▶ EXERCISE AIM
Find each line with the string "often" and copy it.

Dataset entries
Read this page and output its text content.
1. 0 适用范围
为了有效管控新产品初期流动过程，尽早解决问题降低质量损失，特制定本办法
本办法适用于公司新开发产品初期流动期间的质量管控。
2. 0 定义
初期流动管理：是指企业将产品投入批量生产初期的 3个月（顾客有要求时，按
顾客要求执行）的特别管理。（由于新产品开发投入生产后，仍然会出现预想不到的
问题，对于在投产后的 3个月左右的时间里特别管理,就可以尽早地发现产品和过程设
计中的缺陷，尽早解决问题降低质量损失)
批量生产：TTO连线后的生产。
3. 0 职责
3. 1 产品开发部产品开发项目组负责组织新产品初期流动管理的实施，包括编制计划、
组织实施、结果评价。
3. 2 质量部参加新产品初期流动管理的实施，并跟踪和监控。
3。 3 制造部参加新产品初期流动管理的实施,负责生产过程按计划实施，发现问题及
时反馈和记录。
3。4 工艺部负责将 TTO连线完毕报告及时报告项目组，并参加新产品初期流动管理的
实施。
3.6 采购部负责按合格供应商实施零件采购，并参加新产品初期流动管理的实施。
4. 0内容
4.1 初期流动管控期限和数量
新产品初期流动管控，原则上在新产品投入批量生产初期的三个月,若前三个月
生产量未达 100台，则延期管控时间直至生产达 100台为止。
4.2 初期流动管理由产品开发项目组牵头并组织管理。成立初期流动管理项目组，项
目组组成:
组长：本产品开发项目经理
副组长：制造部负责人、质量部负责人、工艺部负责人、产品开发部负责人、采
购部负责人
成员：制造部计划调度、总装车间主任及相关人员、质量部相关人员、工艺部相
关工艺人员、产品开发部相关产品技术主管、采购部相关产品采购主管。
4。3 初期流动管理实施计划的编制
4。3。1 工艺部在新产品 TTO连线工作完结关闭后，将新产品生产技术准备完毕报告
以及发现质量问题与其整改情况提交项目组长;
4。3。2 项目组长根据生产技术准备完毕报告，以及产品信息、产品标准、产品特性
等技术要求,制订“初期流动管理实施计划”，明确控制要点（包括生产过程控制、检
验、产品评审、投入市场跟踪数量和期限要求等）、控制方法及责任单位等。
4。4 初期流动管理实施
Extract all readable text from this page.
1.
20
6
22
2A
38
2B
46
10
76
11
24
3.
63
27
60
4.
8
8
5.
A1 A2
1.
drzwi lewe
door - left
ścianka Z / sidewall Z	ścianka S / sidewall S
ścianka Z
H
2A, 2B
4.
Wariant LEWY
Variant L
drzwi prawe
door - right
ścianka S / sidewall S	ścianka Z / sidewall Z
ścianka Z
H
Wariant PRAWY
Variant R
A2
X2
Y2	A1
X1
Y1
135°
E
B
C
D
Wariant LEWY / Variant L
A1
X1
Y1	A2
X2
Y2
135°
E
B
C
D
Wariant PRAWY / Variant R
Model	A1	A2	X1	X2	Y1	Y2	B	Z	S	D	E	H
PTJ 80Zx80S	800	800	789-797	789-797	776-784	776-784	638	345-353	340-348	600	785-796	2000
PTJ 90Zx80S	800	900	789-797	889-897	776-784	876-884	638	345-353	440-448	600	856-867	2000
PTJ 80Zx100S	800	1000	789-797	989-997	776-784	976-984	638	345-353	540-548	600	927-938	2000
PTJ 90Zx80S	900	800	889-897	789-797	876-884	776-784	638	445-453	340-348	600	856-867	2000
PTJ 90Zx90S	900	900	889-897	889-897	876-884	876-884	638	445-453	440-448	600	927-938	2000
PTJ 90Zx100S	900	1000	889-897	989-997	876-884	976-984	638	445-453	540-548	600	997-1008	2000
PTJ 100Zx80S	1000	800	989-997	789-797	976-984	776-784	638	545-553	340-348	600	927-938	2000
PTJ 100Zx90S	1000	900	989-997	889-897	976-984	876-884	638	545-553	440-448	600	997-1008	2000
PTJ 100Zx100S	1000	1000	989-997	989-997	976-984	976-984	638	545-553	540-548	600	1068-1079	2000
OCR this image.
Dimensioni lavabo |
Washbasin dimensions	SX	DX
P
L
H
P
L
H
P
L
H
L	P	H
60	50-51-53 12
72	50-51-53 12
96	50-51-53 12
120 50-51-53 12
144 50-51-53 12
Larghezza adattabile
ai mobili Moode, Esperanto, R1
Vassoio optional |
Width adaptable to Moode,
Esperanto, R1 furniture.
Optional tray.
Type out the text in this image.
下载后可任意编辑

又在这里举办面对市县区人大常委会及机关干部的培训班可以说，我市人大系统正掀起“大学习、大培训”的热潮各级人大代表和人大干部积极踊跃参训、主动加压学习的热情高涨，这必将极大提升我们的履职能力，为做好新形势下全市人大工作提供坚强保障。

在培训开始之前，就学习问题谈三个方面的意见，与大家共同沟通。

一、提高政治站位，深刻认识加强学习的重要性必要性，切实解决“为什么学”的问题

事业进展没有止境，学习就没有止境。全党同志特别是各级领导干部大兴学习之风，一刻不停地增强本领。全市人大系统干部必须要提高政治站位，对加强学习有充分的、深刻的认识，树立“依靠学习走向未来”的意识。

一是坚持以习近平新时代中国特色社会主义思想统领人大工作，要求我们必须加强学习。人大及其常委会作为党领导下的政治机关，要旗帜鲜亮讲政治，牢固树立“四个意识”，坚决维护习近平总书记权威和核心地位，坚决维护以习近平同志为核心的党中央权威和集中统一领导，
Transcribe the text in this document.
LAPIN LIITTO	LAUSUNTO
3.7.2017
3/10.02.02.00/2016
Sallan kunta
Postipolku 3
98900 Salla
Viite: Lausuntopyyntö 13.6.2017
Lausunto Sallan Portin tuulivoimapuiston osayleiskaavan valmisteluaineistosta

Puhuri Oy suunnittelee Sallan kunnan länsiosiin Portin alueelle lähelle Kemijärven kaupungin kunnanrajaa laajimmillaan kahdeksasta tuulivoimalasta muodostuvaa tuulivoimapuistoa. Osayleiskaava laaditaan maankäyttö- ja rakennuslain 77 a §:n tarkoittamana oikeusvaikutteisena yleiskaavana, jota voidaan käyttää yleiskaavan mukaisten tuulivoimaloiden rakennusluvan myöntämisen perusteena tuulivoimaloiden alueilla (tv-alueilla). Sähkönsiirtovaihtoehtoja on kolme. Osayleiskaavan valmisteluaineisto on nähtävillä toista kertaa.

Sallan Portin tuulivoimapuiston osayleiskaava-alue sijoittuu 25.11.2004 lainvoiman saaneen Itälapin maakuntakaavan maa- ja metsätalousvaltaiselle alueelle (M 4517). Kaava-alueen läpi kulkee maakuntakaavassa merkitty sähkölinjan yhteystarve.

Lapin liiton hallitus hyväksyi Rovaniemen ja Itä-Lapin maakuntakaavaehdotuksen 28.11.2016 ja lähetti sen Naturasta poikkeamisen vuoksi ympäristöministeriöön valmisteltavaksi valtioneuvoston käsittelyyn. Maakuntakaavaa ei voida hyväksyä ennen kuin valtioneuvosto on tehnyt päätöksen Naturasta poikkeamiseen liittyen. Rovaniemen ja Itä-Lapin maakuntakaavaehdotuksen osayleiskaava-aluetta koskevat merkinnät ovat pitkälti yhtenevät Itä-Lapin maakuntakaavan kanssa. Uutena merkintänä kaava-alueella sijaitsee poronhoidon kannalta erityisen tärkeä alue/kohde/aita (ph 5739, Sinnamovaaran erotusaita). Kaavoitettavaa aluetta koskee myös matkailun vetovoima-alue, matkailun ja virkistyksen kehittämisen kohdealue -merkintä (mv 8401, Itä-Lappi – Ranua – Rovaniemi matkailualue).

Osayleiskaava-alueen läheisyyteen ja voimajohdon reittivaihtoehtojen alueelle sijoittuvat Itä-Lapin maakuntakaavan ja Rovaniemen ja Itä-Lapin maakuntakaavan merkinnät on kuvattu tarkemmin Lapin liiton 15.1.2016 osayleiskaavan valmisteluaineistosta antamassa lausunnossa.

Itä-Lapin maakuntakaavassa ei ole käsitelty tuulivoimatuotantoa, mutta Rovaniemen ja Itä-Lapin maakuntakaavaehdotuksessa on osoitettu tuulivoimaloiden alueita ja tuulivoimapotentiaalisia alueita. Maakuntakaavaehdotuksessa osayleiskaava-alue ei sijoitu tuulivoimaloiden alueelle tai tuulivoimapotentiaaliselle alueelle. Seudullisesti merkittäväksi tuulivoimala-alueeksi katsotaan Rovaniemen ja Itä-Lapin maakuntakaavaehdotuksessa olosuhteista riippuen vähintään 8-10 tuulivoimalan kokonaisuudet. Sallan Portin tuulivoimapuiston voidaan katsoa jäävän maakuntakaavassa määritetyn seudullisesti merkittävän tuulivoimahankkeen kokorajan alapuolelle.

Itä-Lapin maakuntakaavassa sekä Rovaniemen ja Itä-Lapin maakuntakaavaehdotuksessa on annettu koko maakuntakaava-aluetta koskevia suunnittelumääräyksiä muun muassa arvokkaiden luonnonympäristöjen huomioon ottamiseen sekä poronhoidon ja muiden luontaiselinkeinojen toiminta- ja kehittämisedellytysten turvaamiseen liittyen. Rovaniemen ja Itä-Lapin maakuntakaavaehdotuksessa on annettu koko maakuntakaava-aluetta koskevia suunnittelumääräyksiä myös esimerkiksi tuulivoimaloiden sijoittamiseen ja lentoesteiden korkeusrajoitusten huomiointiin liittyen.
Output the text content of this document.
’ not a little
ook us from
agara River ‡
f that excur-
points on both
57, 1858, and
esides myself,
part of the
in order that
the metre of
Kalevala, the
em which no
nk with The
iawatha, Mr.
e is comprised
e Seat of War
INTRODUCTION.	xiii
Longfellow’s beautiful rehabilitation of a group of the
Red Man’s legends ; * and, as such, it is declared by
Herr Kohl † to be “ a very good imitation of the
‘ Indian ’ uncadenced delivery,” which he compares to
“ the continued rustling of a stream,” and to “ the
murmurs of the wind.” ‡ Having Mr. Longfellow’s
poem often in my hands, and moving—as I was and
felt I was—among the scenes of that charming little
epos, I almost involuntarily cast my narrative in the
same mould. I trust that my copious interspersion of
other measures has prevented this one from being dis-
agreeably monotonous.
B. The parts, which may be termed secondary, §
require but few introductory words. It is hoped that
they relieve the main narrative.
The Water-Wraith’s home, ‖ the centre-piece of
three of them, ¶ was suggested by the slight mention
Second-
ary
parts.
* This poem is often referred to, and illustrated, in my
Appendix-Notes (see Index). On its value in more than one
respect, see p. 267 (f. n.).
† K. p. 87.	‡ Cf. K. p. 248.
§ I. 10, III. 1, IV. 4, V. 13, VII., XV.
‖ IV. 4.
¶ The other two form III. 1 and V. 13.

▶ EXPECTED OUTPUT
poem often in my hands, and moving—as I was and
* This poem is often referred to, and illustrated, in my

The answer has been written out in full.